+++ DATA EXCERPTS +++
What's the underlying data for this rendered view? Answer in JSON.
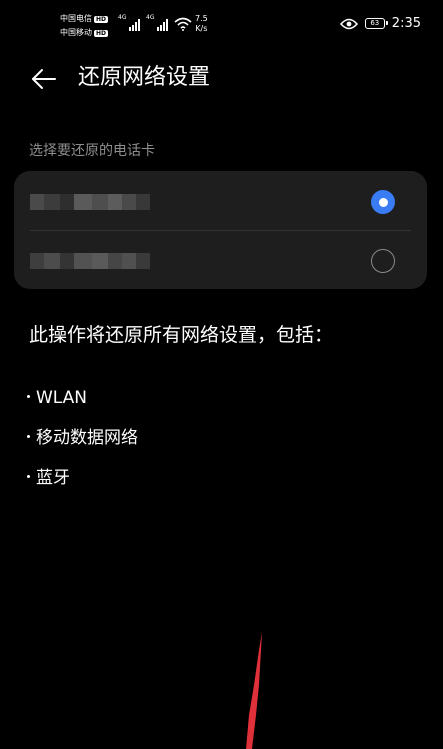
{
  "status_bar": {
    "carrier_1": "中国电信",
    "carrier_2": "中国移动",
    "hd_label": "HD",
    "network_1": "4G",
    "network_2": "4G",
    "net_speed_value": "7.5",
    "net_speed_unit": "K/s",
    "battery_level": "63",
    "time": "2:35"
  },
  "header": {
    "title": "还原网络设置"
  },
  "sim_section": {
    "label": "选择要还原的电话卡",
    "cards": [
      {
        "selected": true
      },
      {
        "selected": false
      }
    ]
  },
  "description": {
    "text": "此操作将还原所有网络设置，包括：",
    "items": [
      "WLAN",
      "移动数据网络",
      "蓝牙"
    ]
  },
  "colors": {
    "background": "#000000",
    "card_background": "#1e1e1e",
    "accent": "#3a7cf4",
    "secondary_text": "#8e8e8e",
    "streak": "#e0303a"
  }
}
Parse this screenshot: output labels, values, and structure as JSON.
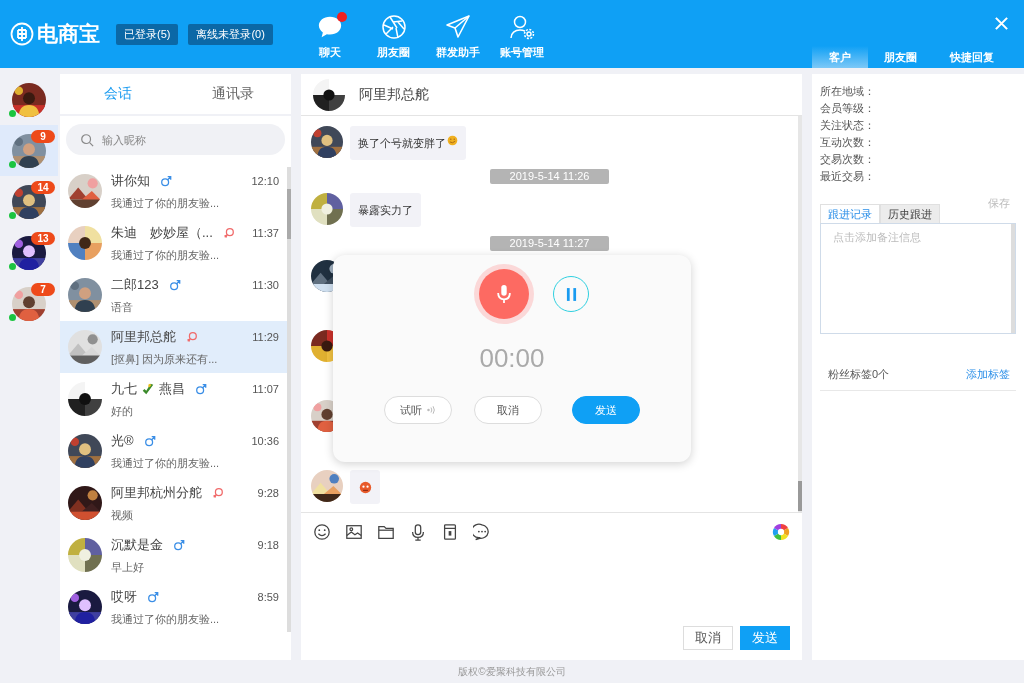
{
  "header": {
    "logo": "电商宝",
    "status_buttons": [
      {
        "label": "已登录(5)"
      },
      {
        "label": "离线未登录(0)"
      }
    ],
    "nav": [
      {
        "label": "聊天",
        "dot": true
      },
      {
        "label": "朋友圈",
        "dot": false
      },
      {
        "label": "群发助手",
        "dot": false
      },
      {
        "label": "账号管理",
        "dot": false
      }
    ],
    "right_tabs": [
      {
        "label": "客户",
        "selected": true
      },
      {
        "label": "朋友圈",
        "selected": false
      },
      {
        "label": "快捷回复",
        "selected": false
      }
    ]
  },
  "accounts": [
    {
      "online": true,
      "selected": false
    },
    {
      "badge": "9",
      "online": true,
      "selected": true
    },
    {
      "badge": "14",
      "online": true,
      "selected": false
    },
    {
      "badge": "13",
      "online": true,
      "selected": false
    },
    {
      "badge": "7",
      "online": true,
      "selected": false
    }
  ],
  "conversations": {
    "tabs": [
      {
        "label": "会话",
        "selected": true
      },
      {
        "label": "通讯录",
        "selected": false
      }
    ],
    "search": {
      "placeholder": "输入昵称"
    },
    "items": [
      {
        "name": "讲你知",
        "kind": "male",
        "time": "12:10",
        "preview": "我通过了你的朋友验...",
        "selected": false
      },
      {
        "name": "朱迪　妙妙屋（...",
        "kind": "female",
        "time": "11:37",
        "preview": "我通过了你的朋友验...",
        "selected": false
      },
      {
        "name": "二郎123",
        "kind": "male",
        "time": "11:30",
        "preview": "语音",
        "selected": false
      },
      {
        "name": "阿里邦总舵",
        "kind": "female",
        "time": "11:29",
        "preview": "[抠鼻] 因为原来还有...",
        "selected": true
      },
      {
        "name": "九七",
        "name_after_icon": "燕昌",
        "kind": "male",
        "time": "11:07",
        "preview": "好的",
        "selected": false
      },
      {
        "name": "光®",
        "kind": "male",
        "time": "10:36",
        "preview": "我通过了你的朋友验...",
        "selected": false
      },
      {
        "name": "阿里邦杭州分舵",
        "kind": "female",
        "time": "9:28",
        "preview": "视频",
        "selected": false
      },
      {
        "name": "沉默是金",
        "kind": "male",
        "time": "9:18",
        "preview": "早上好",
        "selected": false
      },
      {
        "name": "哎呀",
        "kind": "male",
        "time": "8:59",
        "preview": "我通过了你的朋友验...",
        "selected": false
      }
    ]
  },
  "chat": {
    "title": "阿里邦总舵",
    "messages": [
      {
        "kind": "text",
        "text": "换了个号就变胖了",
        "emoji": true
      },
      {
        "kind": "time",
        "text": "2019-5-14 11:26"
      },
      {
        "kind": "text",
        "text": "暴露实力了",
        "emoji": false
      },
      {
        "kind": "time",
        "text": "2019-5-14 11:27"
      },
      {
        "kind": "covered"
      },
      {
        "kind": "covered"
      },
      {
        "kind": "covered"
      },
      {
        "kind": "sticker"
      }
    ],
    "cancel": "取消",
    "send": "发送"
  },
  "recorder": {
    "time": "00:00",
    "buttons": [
      {
        "label": "试听",
        "kind": "listen"
      },
      {
        "label": "取消",
        "kind": "cancel"
      },
      {
        "label": "发送",
        "kind": "send"
      }
    ]
  },
  "customer": {
    "fields": [
      {
        "label": "所在地域："
      },
      {
        "label": "会员等级："
      },
      {
        "label": "关注状态："
      },
      {
        "label": "互动次数："
      },
      {
        "label": "交易次数："
      },
      {
        "label": "最近交易："
      }
    ],
    "follow_tabs": [
      {
        "label": "跟进记录",
        "selected": true
      },
      {
        "label": "历史跟进",
        "selected": false
      }
    ],
    "save": "保存",
    "note_placeholder": "点击添加备注信息",
    "tags_label": "粉丝标签0个",
    "add_tag": "添加标签"
  },
  "footer": "版权©爱聚科技有限公司"
}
+++
> **YOUR GOAL**: Write out each entry exactly as given, omitting any picture.

> **RESULT OF THE EXERCISE**:
What's the underlying data for this rendered view? Answer in JSON.
{
  "status_bar": {
    "carrier_1": "中国电信",
    "carrier_2": "中国移动",
    "hd_label": "HD",
    "network_1": "4G",
    "network_2": "4G",
    "net_speed_value": "7.5",
    "net_speed_unit": "K/s",
    "battery_level": "63",
    "time": "2:35"
  },
  "header": {
    "title": "还原网络设置"
  },
  "sim_section": {
    "label": "选择要还原的电话卡",
    "cards": [
      {
        "selected": true
      },
      {
        "selected": false
      }
    ]
  },
  "description": {
    "text": "此操作将还原所有网络设置，包括：",
    "items": [
      "WLAN",
      "移动数据网络",
      "蓝牙"
    ]
  },
  "colors": {
    "background": "#000000",
    "card_background": "#1e1e1e",
    "accent": "#3a7cf4",
    "secondary_text": "#8e8e8e",
    "streak": "#e0303a"
  }
}
Parse this screenshot: output labels, values, and structure as JSON.
{
  "header": {
    "logo": "电商宝",
    "status_buttons": [
      {
        "label": "已登录(5)"
      },
      {
        "label": "离线未登录(0)"
      }
    ],
    "nav": [
      {
        "label": "聊天",
        "dot": true
      },
      {
        "label": "朋友圈",
        "dot": false
      },
      {
        "label": "群发助手",
        "dot": false
      },
      {
        "label": "账号管理",
        "dot": false
      }
    ],
    "right_tabs": [
      {
        "label": "客户",
        "selected": true
      },
      {
        "label": "朋友圈",
        "selected": false
      },
      {
        "label": "快捷回复",
        "selected": false
      }
    ]
  },
  "accounts": [
    {
      "online": true,
      "selected": false
    },
    {
      "badge": "9",
      "online": true,
      "selected": true
    },
    {
      "badge": "14",
      "online": true,
      "selected": false
    },
    {
      "badge": "13",
      "online": true,
      "selected": false
    },
    {
      "badge": "7",
      "online": true,
      "selected": false
    }
  ],
  "conversations": {
    "tabs": [
      {
        "label": "会话",
        "selected": true
      },
      {
        "label": "通讯录",
        "selected": false
      }
    ],
    "search": {
      "placeholder": "输入昵称"
    },
    "items": [
      {
        "name": "讲你知",
        "kind": "male",
        "time": "12:10",
        "preview": "我通过了你的朋友验...",
        "selected": false
      },
      {
        "name": "朱迪　妙妙屋（...",
        "kind": "female",
        "time": "11:37",
        "preview": "我通过了你的朋友验...",
        "selected": false
      },
      {
        "name": "二郎123",
        "kind": "male",
        "time": "11:30",
        "preview": "语音",
        "selected": false
      },
      {
        "name": "阿里邦总舵",
        "kind": "female",
        "time": "11:29",
        "preview": "[抠鼻] 因为原来还有...",
        "selected": true
      },
      {
        "name": "九七",
        "name_after_icon": "燕昌",
        "kind": "male",
        "time": "11:07",
        "preview": "好的",
        "selected": false
      },
      {
        "name": "光®",
        "kind": "male",
        "time": "10:36",
        "preview": "我通过了你的朋友验...",
        "selected": false
      },
      {
        "name": "阿里邦杭州分舵",
        "kind": "female",
        "time": "9:28",
        "preview": "视频",
        "selected": false
      },
      {
        "name": "沉默是金",
        "kind": "male",
        "time": "9:18",
        "preview": "早上好",
        "selected": false
      },
      {
        "name": "哎呀",
        "kind": "male",
        "time": "8:59",
        "preview": "我通过了你的朋友验...",
        "selected": false
      }
    ]
  },
  "chat": {
    "title": "阿里邦总舵",
    "messages": [
      {
        "kind": "text",
        "text": "换了个号就变胖了",
        "emoji": true
      },
      {
        "kind": "time",
        "text": "2019-5-14 11:26"
      },
      {
        "kind": "text",
        "text": "暴露实力了",
        "emoji": false
      },
      {
        "kind": "time",
        "text": "2019-5-14 11:27"
      },
      {
        "kind": "covered"
      },
      {
        "kind": "covered"
      },
      {
        "kind": "covered"
      },
      {
        "kind": "sticker"
      }
    ],
    "cancel": "取消",
    "send": "发送"
  },
  "recorder": {
    "time": "00:00",
    "buttons": [
      {
        "label": "试听",
        "kind": "listen"
      },
      {
        "label": "取消",
        "kind": "cancel"
      },
      {
        "label": "发送",
        "kind": "send"
      }
    ]
  },
  "customer": {
    "fields": [
      {
        "label": "所在地域："
      },
      {
        "label": "会员等级："
      },
      {
        "label": "关注状态："
      },
      {
        "label": "互动次数："
      },
      {
        "label": "交易次数："
      },
      {
        "label": "最近交易："
      }
    ],
    "follow_tabs": [
      {
        "label": "跟进记录",
        "selected": true
      },
      {
        "label": "历史跟进",
        "selected": false
      }
    ],
    "save": "保存",
    "note_placeholder": "点击添加备注信息",
    "tags_label": "粉丝标签0个",
    "add_tag": "添加标签"
  },
  "footer": "版权©爱聚科技有限公司"
}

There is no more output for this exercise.